### Your objective:
Report how many lines of the following entries include the string "title"; respond with the number alone.

☆ ☆ ☆ ☆

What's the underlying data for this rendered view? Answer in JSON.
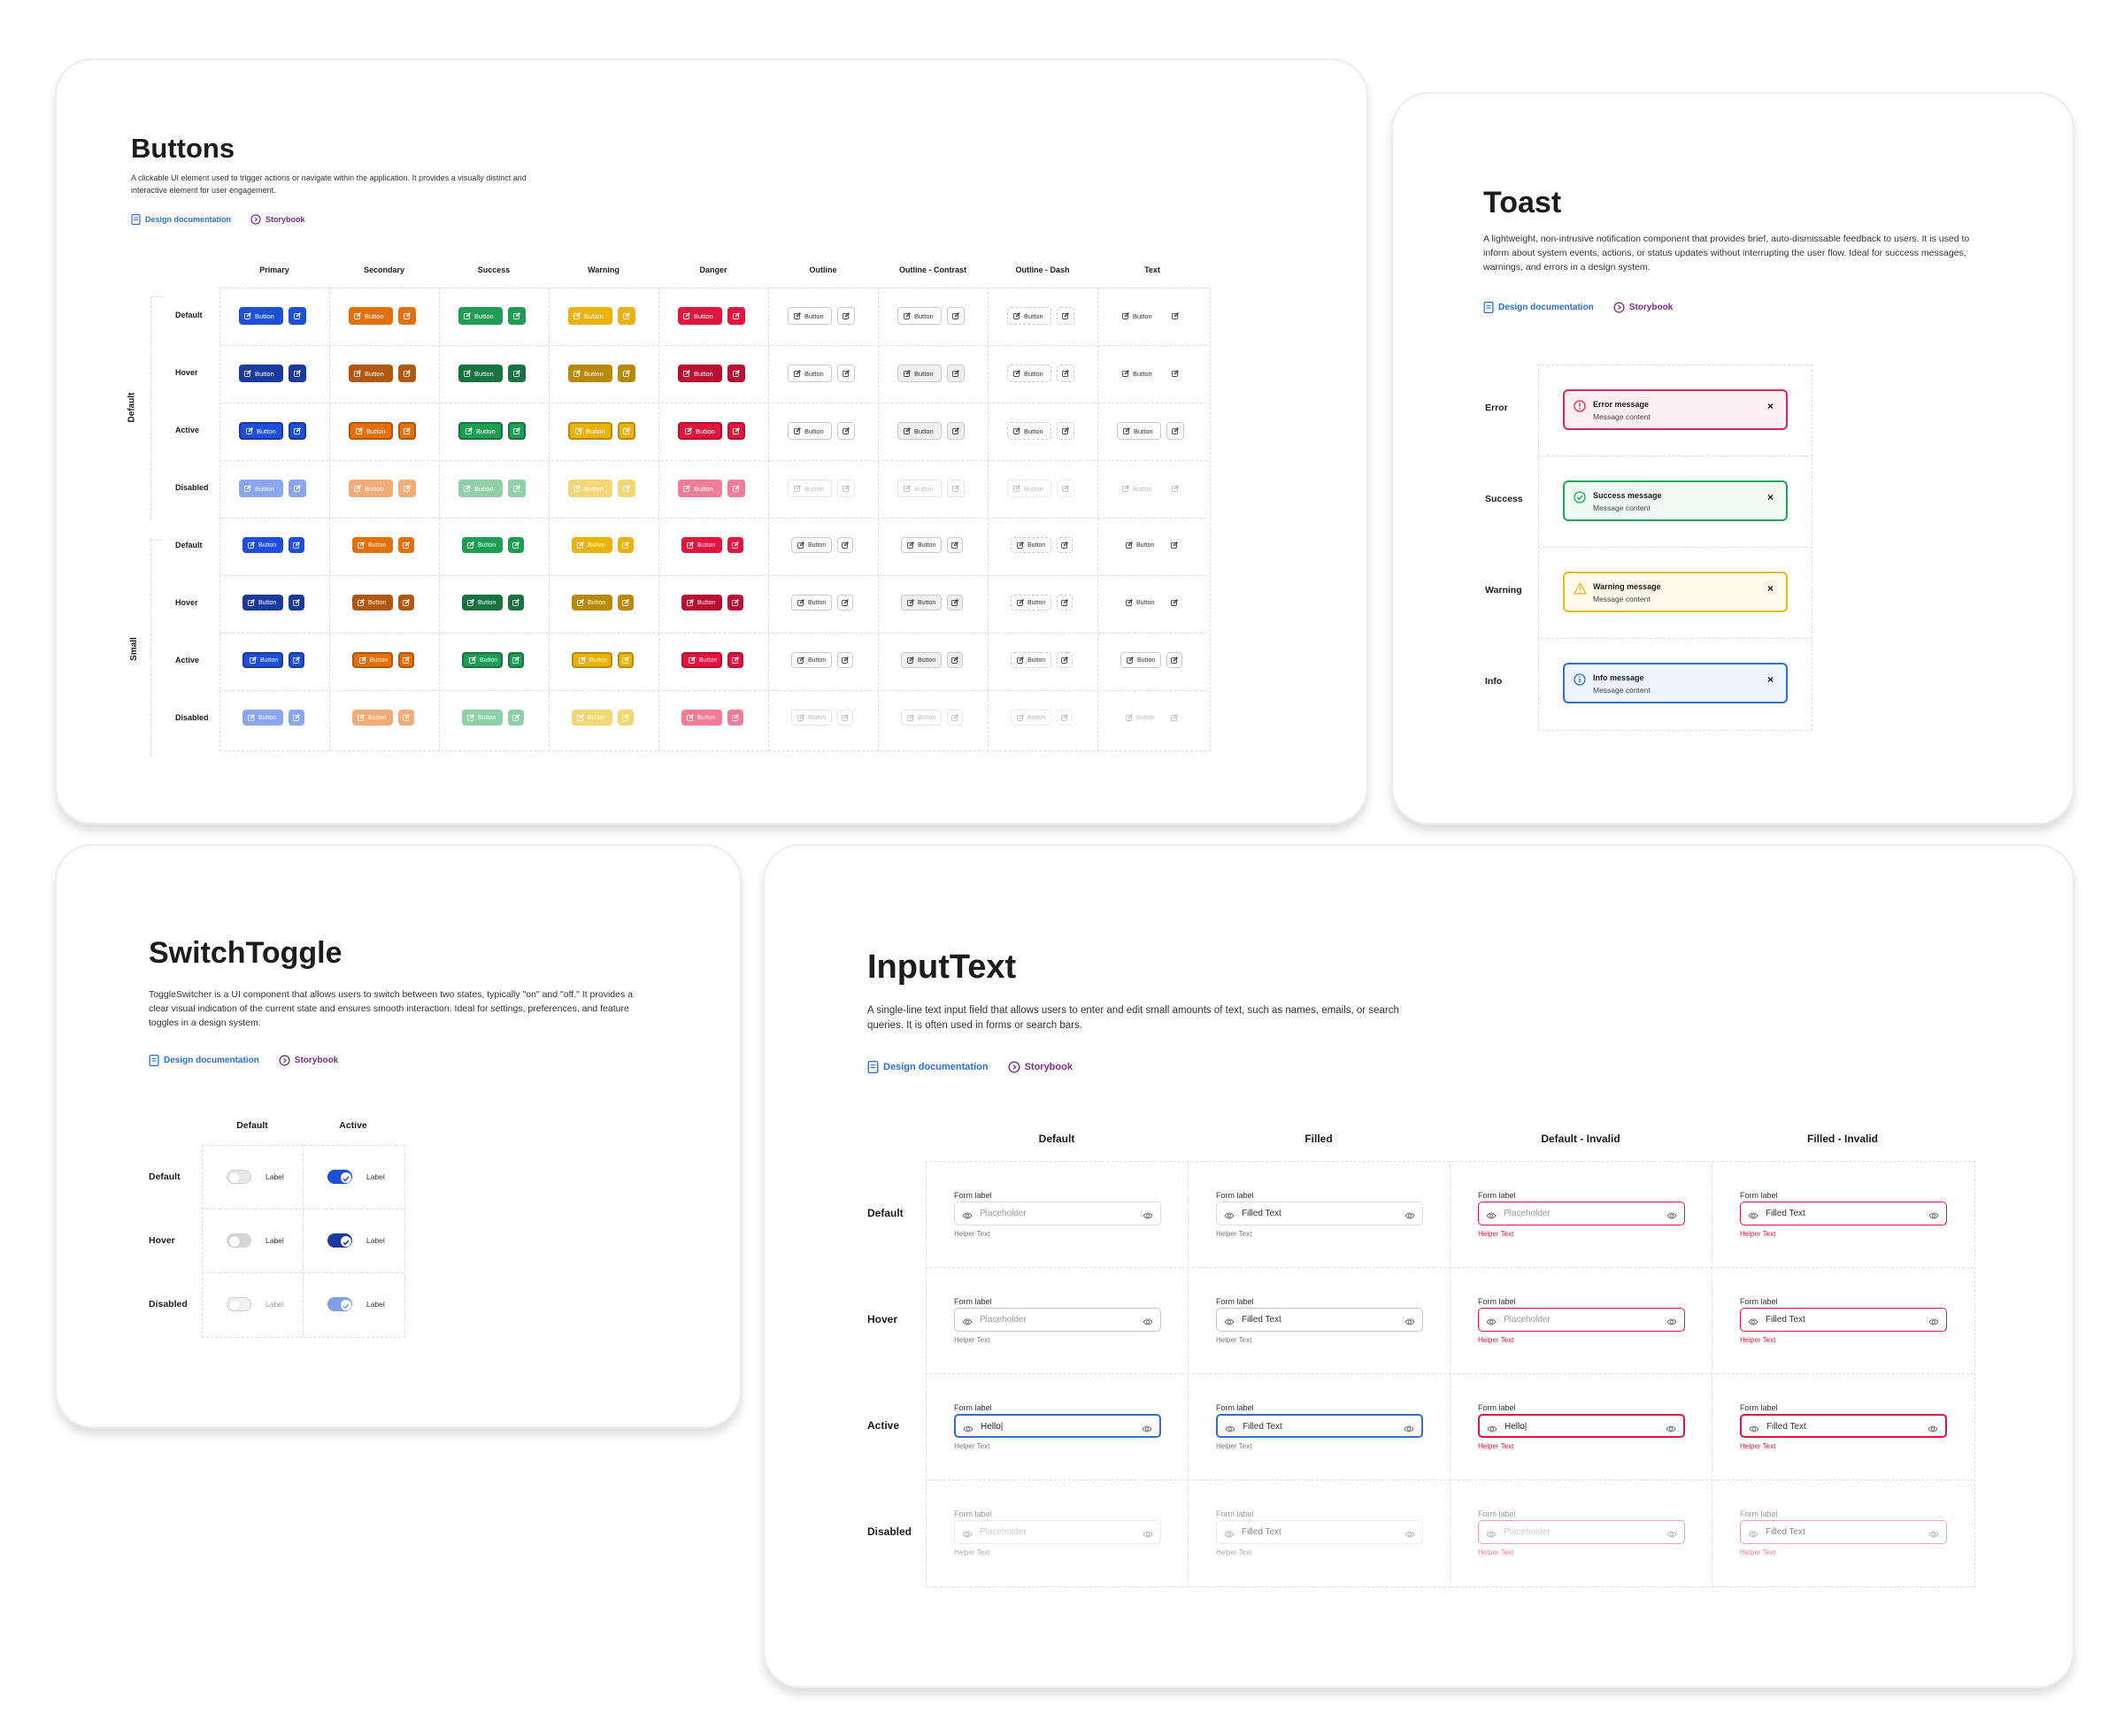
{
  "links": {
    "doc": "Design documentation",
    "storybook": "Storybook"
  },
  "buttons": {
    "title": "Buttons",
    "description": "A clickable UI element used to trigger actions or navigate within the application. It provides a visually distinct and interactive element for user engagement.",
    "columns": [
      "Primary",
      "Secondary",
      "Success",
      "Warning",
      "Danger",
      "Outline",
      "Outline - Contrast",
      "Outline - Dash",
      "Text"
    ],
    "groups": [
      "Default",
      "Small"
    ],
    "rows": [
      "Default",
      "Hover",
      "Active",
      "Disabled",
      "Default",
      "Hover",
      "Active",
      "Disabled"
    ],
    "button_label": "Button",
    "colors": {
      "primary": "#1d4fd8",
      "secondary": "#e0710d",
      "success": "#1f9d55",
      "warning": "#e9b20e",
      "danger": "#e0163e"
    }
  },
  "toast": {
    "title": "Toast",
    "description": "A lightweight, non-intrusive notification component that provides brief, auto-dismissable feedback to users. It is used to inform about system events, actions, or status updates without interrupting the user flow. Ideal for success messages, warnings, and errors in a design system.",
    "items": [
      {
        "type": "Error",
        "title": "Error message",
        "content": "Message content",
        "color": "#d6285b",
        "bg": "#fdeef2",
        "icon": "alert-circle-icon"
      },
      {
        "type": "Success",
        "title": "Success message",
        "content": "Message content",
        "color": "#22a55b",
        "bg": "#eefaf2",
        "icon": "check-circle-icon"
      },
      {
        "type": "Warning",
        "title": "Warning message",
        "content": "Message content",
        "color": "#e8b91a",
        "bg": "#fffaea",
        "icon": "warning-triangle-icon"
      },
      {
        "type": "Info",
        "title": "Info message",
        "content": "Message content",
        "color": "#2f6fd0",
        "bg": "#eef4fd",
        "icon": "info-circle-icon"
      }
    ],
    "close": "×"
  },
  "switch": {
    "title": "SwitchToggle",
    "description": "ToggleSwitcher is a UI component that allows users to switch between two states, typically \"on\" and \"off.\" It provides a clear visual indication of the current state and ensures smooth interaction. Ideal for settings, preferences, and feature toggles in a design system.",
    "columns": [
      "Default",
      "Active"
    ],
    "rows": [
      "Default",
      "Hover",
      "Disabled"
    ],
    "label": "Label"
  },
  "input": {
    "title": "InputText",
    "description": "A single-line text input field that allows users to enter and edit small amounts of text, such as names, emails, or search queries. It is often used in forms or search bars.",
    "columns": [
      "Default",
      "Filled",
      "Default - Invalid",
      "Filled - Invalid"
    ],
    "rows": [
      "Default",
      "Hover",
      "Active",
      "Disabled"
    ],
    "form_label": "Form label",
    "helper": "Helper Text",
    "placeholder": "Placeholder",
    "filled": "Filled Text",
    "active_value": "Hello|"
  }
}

☆ ☆ ☆ ☆

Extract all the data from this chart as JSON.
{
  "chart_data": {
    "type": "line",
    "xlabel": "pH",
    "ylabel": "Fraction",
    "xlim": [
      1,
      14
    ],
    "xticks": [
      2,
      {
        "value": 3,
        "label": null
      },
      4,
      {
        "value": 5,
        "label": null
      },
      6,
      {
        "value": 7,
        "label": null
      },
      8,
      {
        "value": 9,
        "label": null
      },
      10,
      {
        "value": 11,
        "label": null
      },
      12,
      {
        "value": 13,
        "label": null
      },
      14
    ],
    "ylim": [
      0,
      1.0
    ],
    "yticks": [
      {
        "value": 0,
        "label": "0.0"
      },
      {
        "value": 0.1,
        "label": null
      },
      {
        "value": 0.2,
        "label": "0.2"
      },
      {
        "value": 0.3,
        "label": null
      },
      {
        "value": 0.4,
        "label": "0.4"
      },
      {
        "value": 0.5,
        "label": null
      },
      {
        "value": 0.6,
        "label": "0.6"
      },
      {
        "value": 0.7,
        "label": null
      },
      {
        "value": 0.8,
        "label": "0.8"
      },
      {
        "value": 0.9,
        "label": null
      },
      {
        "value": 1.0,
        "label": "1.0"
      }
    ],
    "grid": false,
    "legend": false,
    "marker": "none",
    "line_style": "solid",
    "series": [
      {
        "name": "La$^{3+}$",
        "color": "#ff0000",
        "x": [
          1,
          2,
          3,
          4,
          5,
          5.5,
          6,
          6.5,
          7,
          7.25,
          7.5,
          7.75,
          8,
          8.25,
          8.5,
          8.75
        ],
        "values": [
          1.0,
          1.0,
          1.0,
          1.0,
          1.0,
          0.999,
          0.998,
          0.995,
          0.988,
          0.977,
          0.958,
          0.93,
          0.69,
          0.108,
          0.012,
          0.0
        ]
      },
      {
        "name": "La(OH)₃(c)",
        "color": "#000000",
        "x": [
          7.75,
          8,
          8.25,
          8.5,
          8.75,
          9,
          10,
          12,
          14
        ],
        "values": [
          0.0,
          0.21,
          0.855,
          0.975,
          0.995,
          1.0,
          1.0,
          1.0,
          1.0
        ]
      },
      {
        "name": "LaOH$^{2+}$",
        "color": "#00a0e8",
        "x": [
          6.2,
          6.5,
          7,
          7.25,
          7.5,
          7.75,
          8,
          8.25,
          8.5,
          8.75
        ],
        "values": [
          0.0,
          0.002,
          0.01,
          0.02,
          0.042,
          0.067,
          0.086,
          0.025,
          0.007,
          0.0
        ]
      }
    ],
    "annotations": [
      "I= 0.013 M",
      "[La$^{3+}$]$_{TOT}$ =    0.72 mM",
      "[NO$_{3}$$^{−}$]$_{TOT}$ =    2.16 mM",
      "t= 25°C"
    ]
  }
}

☆ ☆ ☆ ☆

### Solved problem:
8